→ What to produce
Copy each entry as it stands, leaving nothing out.

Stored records
━━━━━━

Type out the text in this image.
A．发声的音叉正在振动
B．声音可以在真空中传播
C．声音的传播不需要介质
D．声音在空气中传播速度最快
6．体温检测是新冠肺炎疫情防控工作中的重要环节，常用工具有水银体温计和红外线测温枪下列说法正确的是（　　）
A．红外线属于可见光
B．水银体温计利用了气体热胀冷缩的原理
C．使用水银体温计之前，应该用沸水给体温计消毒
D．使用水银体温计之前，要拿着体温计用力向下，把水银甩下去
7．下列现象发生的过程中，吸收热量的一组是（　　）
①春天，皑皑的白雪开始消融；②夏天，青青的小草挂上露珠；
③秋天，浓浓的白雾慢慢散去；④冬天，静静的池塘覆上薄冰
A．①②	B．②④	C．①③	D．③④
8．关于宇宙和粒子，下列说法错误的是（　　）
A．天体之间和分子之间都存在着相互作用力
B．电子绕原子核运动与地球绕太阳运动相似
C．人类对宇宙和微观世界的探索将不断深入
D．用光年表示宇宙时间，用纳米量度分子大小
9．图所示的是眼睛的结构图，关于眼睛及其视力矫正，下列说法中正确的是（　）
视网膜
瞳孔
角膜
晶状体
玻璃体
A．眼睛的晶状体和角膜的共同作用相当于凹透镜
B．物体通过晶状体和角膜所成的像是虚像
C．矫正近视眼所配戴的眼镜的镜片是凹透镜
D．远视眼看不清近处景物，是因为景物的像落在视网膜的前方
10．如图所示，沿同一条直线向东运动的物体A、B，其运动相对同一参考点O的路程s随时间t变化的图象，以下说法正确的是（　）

━━━━━━

→ Answer for the task
Type out the text in this image.
A．发声的音叉正在振动
B．声音可以在真空中传播
C．声音的传播不需要介质
D．声音在空气中传播速度最快
6．体温检测是新冠肺炎疫情防控工作中的重要环节，常用工具有水银体温计和红外线测温枪下列说法正确的是（　　）
A．红外线属于可见光
B．水银体温计利用了气体热胀冷缩的原理
C．使用水银体温计之前，应该用沸水给体温计消毒
D．使用水银体温计之前，要拿着体温计用力向下，把水银甩下去
7．下列现象发生的过程中，吸收热量的一组是（　　）
①春天，皑皑的白雪开始消融；②夏天，青青的小草挂上露珠；
③秋天，浓浓的白雾慢慢散去；④冬天，静静的池塘覆上薄冰
A．①②	B．②④	C．①③	D．③④
8．关于宇宙和粒子，下列说法错误的是（　　）
A．天体之间和分子之间都存在着相互作用力
B．电子绕原子核运动与地球绕太阳运动相似
C．人类对宇宙和微观世界的探索将不断深入
D．用光年表示宇宙时间，用纳米量度分子大小
9．图所示的是眼睛的结构图，关于眼睛及其视力矫正，下列说法中正确的是（　）
视网膜
瞳孔
角膜
晶状体
玻璃体
A．眼睛的晶状体和角膜的共同作用相当于凹透镜
B．物体通过晶状体和角膜所成的像是虚像
C．矫正近视眼所配戴的眼镜的镜片是凹透镜
D．远视眼看不清近处景物，是因为景物的像落在视网膜的前方
10．如图所示，沿同一条直线向东运动的物体A、B，其运动相对同一参考点O的路程s随时间t变化的图象，以下说法正确的是（　）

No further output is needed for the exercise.